» **TASK BRIEF**
Retype the records below exactly as they appear.

» **DATASET**
'''

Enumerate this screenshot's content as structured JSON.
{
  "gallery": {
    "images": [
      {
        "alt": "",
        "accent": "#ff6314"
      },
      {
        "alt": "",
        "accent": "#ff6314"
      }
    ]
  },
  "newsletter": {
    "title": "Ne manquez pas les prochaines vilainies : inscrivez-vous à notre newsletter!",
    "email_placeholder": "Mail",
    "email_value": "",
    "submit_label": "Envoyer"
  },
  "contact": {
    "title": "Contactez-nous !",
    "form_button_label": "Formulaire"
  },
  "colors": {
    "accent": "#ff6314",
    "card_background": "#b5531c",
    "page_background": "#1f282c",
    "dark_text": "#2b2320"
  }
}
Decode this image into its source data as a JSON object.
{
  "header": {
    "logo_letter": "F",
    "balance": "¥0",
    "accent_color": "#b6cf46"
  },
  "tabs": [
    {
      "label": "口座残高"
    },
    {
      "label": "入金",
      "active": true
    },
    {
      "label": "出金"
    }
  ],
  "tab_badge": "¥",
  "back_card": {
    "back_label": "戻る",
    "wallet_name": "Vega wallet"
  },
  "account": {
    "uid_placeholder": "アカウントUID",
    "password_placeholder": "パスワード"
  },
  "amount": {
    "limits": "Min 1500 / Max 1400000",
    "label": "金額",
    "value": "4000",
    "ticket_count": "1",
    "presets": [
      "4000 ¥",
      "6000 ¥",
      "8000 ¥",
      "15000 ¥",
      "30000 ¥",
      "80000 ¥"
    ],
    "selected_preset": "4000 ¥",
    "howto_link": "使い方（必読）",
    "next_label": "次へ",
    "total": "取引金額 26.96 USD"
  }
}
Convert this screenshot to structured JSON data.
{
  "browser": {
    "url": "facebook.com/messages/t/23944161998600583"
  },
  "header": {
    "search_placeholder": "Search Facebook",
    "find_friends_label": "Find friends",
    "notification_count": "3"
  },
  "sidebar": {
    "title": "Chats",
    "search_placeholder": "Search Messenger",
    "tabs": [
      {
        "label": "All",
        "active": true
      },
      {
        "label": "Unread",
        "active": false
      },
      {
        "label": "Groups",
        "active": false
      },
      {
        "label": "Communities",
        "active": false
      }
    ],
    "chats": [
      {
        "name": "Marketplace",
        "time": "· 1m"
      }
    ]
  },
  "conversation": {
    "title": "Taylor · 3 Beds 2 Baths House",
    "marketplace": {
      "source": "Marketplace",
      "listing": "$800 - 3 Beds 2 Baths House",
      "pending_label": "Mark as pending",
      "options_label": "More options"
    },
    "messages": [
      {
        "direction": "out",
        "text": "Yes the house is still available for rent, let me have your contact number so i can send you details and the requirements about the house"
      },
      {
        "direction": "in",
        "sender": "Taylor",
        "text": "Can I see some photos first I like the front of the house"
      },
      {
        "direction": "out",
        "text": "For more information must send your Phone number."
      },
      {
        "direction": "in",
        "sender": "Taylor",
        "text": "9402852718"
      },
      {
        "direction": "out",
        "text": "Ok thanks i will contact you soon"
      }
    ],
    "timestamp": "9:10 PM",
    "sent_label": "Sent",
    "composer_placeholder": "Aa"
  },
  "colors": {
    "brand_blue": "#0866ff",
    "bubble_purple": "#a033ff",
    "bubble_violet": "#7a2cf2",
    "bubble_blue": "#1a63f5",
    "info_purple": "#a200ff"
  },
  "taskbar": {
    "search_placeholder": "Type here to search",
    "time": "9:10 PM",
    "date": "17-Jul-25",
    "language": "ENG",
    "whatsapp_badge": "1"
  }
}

'''

» **RESULT FOR THIS EXERCISE**
Enumerate this screenshot's content as structured JSON.
{
  "gallery": {
    "images": [
      {
        "alt": "",
        "accent": "#ff6314"
      },
      {
        "alt": "",
        "accent": "#ff6314"
      }
    ]
  },
  "newsletter": {
    "title": "Ne manquez pas les prochaines vilainies : inscrivez-vous à notre newsletter!",
    "email_placeholder": "Mail",
    "email_value": "",
    "submit_label": "Envoyer"
  },
  "contact": {
    "title": "Contactez-nous !",
    "form_button_label": "Formulaire"
  },
  "colors": {
    "accent": "#ff6314",
    "card_background": "#b5531c",
    "page_background": "#1f282c",
    "dark_text": "#2b2320"
  }
}
Decode this image into its source data as a JSON object.
{
  "header": {
    "logo_letter": "F",
    "balance": "¥0",
    "accent_color": "#b6cf46"
  },
  "tabs": [
    {
      "label": "口座残高"
    },
    {
      "label": "入金",
      "active": true
    },
    {
      "label": "出金"
    }
  ],
  "tab_badge": "¥",
  "back_card": {
    "back_label": "戻る",
    "wallet_name": "Vega wallet"
  },
  "account": {
    "uid_placeholder": "アカウントUID",
    "password_placeholder": "パスワード"
  },
  "amount": {
    "limits": "Min 1500 / Max 1400000",
    "label": "金額",
    "value": "4000",
    "ticket_count": "1",
    "presets": [
      "4000 ¥",
      "6000 ¥",
      "8000 ¥",
      "15000 ¥",
      "30000 ¥",
      "80000 ¥"
    ],
    "selected_preset": "4000 ¥",
    "howto_link": "使い方（必読）",
    "next_label": "次へ",
    "total": "取引金額 26.96 USD"
  }
}
Convert this screenshot to structured JSON data.
{
  "browser": {
    "url": "facebook.com/messages/t/23944161998600583"
  },
  "header": {
    "search_placeholder": "Search Facebook",
    "find_friends_label": "Find friends",
    "notification_count": "3"
  },
  "sidebar": {
    "title": "Chats",
    "search_placeholder": "Search Messenger",
    "tabs": [
      {
        "label": "All",
        "active": true
      },
      {
        "label": "Unread",
        "active": false
      },
      {
        "label": "Groups",
        "active": false
      },
      {
        "label": "Communities",
        "active": false
      }
    ],
    "chats": [
      {
        "name": "Marketplace",
        "time": "· 1m"
      }
    ]
  },
  "conversation": {
    "title": "Taylor · 3 Beds 2 Baths House",
    "marketplace": {
      "source": "Marketplace",
      "listing": "$800 - 3 Beds 2 Baths House",
      "pending_label": "Mark as pending",
      "options_label": "More options"
    },
    "messages": [
      {
        "direction": "out",
        "text": "Yes the house is still available for rent, let me have your contact number so i can send you details and the requirements about the house"
      },
      {
        "direction": "in",
        "sender": "Taylor",
        "text": "Can I see some photos first I like the front of the house"
      },
      {
        "direction": "out",
        "text": "For more information must send your Phone number."
      },
      {
        "direction": "in",
        "sender": "Taylor",
        "text": "9402852718"
      },
      {
        "direction": "out",
        "text": "Ok thanks i will contact you soon"
      }
    ],
    "timestamp": "9:10 PM",
    "sent_label": "Sent",
    "composer_placeholder": "Aa"
  },
  "colors": {
    "brand_blue": "#0866ff",
    "bubble_purple": "#a033ff",
    "bubble_violet": "#7a2cf2",
    "bubble_blue": "#1a63f5",
    "info_purple": "#a200ff"
  },
  "taskbar": {
    "search_placeholder": "Type here to search",
    "time": "9:10 PM",
    "date": "17-Jul-25",
    "language": "ENG",
    "whatsapp_badge": "1"
  }
}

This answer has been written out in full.